**DATA EXCERPTS**
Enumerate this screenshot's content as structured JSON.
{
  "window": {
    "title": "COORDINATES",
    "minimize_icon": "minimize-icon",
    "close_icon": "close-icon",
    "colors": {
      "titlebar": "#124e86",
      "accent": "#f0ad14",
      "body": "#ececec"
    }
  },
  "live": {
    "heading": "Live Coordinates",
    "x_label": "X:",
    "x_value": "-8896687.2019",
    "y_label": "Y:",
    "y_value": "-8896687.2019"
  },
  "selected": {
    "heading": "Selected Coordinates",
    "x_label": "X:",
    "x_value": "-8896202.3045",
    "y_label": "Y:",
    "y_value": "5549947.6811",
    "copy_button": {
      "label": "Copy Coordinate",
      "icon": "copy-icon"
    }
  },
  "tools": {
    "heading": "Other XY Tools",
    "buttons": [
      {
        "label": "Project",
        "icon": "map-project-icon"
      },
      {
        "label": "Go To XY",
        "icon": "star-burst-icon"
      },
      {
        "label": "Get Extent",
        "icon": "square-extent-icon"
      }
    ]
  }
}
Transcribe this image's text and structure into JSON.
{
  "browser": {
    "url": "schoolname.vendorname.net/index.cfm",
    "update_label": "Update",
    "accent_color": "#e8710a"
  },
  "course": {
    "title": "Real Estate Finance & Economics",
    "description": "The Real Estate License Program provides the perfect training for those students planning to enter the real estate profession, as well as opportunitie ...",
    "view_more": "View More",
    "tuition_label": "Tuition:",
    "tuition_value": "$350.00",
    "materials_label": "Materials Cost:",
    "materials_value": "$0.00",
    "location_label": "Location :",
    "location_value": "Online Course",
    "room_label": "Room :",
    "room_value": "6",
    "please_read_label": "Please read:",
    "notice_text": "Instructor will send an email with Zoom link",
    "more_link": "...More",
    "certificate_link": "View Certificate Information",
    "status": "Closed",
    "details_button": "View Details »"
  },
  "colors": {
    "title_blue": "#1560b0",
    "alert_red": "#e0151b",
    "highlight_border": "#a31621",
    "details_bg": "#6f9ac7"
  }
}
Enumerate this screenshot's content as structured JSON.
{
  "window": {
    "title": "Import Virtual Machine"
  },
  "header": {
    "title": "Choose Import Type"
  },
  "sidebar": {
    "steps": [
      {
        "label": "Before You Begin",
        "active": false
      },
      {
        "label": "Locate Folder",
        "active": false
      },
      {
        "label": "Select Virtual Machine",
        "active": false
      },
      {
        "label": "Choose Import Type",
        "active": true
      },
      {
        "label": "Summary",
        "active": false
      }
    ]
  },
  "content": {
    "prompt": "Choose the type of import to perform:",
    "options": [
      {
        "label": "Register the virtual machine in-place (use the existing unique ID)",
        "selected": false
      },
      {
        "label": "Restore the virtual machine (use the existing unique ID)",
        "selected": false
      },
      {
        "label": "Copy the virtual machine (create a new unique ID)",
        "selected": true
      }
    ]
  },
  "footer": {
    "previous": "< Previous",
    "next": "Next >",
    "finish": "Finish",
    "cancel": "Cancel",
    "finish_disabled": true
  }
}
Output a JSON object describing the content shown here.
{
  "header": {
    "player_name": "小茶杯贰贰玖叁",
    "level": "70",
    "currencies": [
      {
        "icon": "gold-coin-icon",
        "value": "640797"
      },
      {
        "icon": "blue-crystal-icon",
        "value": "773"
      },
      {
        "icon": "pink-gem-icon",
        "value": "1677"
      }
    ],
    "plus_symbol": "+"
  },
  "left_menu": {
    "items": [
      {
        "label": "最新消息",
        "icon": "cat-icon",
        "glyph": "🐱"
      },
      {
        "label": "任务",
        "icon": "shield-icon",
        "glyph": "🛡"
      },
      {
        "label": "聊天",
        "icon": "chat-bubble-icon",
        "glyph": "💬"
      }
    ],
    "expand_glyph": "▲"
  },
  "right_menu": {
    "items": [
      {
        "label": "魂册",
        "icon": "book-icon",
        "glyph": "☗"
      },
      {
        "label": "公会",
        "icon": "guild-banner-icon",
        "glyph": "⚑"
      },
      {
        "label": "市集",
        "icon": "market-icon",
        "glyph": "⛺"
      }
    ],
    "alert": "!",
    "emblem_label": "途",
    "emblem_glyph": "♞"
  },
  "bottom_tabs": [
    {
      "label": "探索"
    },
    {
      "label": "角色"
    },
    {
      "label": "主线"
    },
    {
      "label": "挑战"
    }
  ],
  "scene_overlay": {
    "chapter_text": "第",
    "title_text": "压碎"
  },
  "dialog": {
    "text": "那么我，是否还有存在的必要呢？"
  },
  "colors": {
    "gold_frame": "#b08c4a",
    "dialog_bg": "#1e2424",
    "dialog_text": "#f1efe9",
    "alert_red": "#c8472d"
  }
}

**SHORT PROBLEM**
Send back every record, precisely as written.

**FINISHED TASK**
Enumerate this screenshot's content as structured JSON.
{
  "window": {
    "title": "COORDINATES",
    "minimize_icon": "minimize-icon",
    "close_icon": "close-icon",
    "colors": {
      "titlebar": "#124e86",
      "accent": "#f0ad14",
      "body": "#ececec"
    }
  },
  "live": {
    "heading": "Live Coordinates",
    "x_label": "X:",
    "x_value": "-8896687.2019",
    "y_label": "Y:",
    "y_value": "-8896687.2019"
  },
  "selected": {
    "heading": "Selected Coordinates",
    "x_label": "X:",
    "x_value": "-8896202.3045",
    "y_label": "Y:",
    "y_value": "5549947.6811",
    "copy_button": {
      "label": "Copy Coordinate",
      "icon": "copy-icon"
    }
  },
  "tools": {
    "heading": "Other XY Tools",
    "buttons": [
      {
        "label": "Project",
        "icon": "map-project-icon"
      },
      {
        "label": "Go To XY",
        "icon": "star-burst-icon"
      },
      {
        "label": "Get Extent",
        "icon": "square-extent-icon"
      }
    ]
  }
}
Transcribe this image's text and structure into JSON.
{
  "browser": {
    "url": "schoolname.vendorname.net/index.cfm",
    "update_label": "Update",
    "accent_color": "#e8710a"
  },
  "course": {
    "title": "Real Estate Finance & Economics",
    "description": "The Real Estate License Program provides the perfect training for those students planning to enter the real estate profession, as well as opportunitie ...",
    "view_more": "View More",
    "tuition_label": "Tuition:",
    "tuition_value": "$350.00",
    "materials_label": "Materials Cost:",
    "materials_value": "$0.00",
    "location_label": "Location :",
    "location_value": "Online Course",
    "room_label": "Room :",
    "room_value": "6",
    "please_read_label": "Please read:",
    "notice_text": "Instructor will send an email with Zoom link",
    "more_link": "...More",
    "certificate_link": "View Certificate Information",
    "status": "Closed",
    "details_button": "View Details »"
  },
  "colors": {
    "title_blue": "#1560b0",
    "alert_red": "#e0151b",
    "highlight_border": "#a31621",
    "details_bg": "#6f9ac7"
  }
}
Enumerate this screenshot's content as structured JSON.
{
  "window": {
    "title": "Import Virtual Machine"
  },
  "header": {
    "title": "Choose Import Type"
  },
  "sidebar": {
    "steps": [
      {
        "label": "Before You Begin",
        "active": false
      },
      {
        "label": "Locate Folder",
        "active": false
      },
      {
        "label": "Select Virtual Machine",
        "active": false
      },
      {
        "label": "Choose Import Type",
        "active": true
      },
      {
        "label": "Summary",
        "active": false
      }
    ]
  },
  "content": {
    "prompt": "Choose the type of import to perform:",
    "options": [
      {
        "label": "Register the virtual machine in-place (use the existing unique ID)",
        "selected": false
      },
      {
        "label": "Restore the virtual machine (use the existing unique ID)",
        "selected": false
      },
      {
        "label": "Copy the virtual machine (create a new unique ID)",
        "selected": true
      }
    ]
  },
  "footer": {
    "previous": "< Previous",
    "next": "Next >",
    "finish": "Finish",
    "cancel": "Cancel",
    "finish_disabled": true
  }
}
Output a JSON object describing the content shown here.
{
  "header": {
    "player_name": "小茶杯贰贰玖叁",
    "level": "70",
    "currencies": [
      {
        "icon": "gold-coin-icon",
        "value": "640797"
      },
      {
        "icon": "blue-crystal-icon",
        "value": "773"
      },
      {
        "icon": "pink-gem-icon",
        "value": "1677"
      }
    ],
    "plus_symbol": "+"
  },
  "left_menu": {
    "items": [
      {
        "label": "最新消息",
        "icon": "cat-icon",
        "glyph": "🐱"
      },
      {
        "label": "任务",
        "icon": "shield-icon",
        "glyph": "🛡"
      },
      {
        "label": "聊天",
        "icon": "chat-bubble-icon",
        "glyph": "💬"
      }
    ],
    "expand_glyph": "▲"
  },
  "right_menu": {
    "items": [
      {
        "label": "魂册",
        "icon": "book-icon",
        "glyph": "☗"
      },
      {
        "label": "公会",
        "icon": "guild-banner-icon",
        "glyph": "⚑"
      },
      {
        "label": "市集",
        "icon": "market-icon",
        "glyph": "⛺"
      }
    ],
    "alert": "!",
    "emblem_label": "途",
    "emblem_glyph": "♞"
  },
  "bottom_tabs": [
    {
      "label": "探索"
    },
    {
      "label": "角色"
    },
    {
      "label": "主线"
    },
    {
      "label": "挑战"
    }
  ],
  "scene_overlay": {
    "chapter_text": "第",
    "title_text": "压碎"
  },
  "dialog": {
    "text": "那么我，是否还有存在的必要呢？"
  },
  "colors": {
    "gold_frame": "#b08c4a",
    "dialog_bg": "#1e2424",
    "dialog_text": "#f1efe9",
    "alert_red": "#c8472d"
  }
}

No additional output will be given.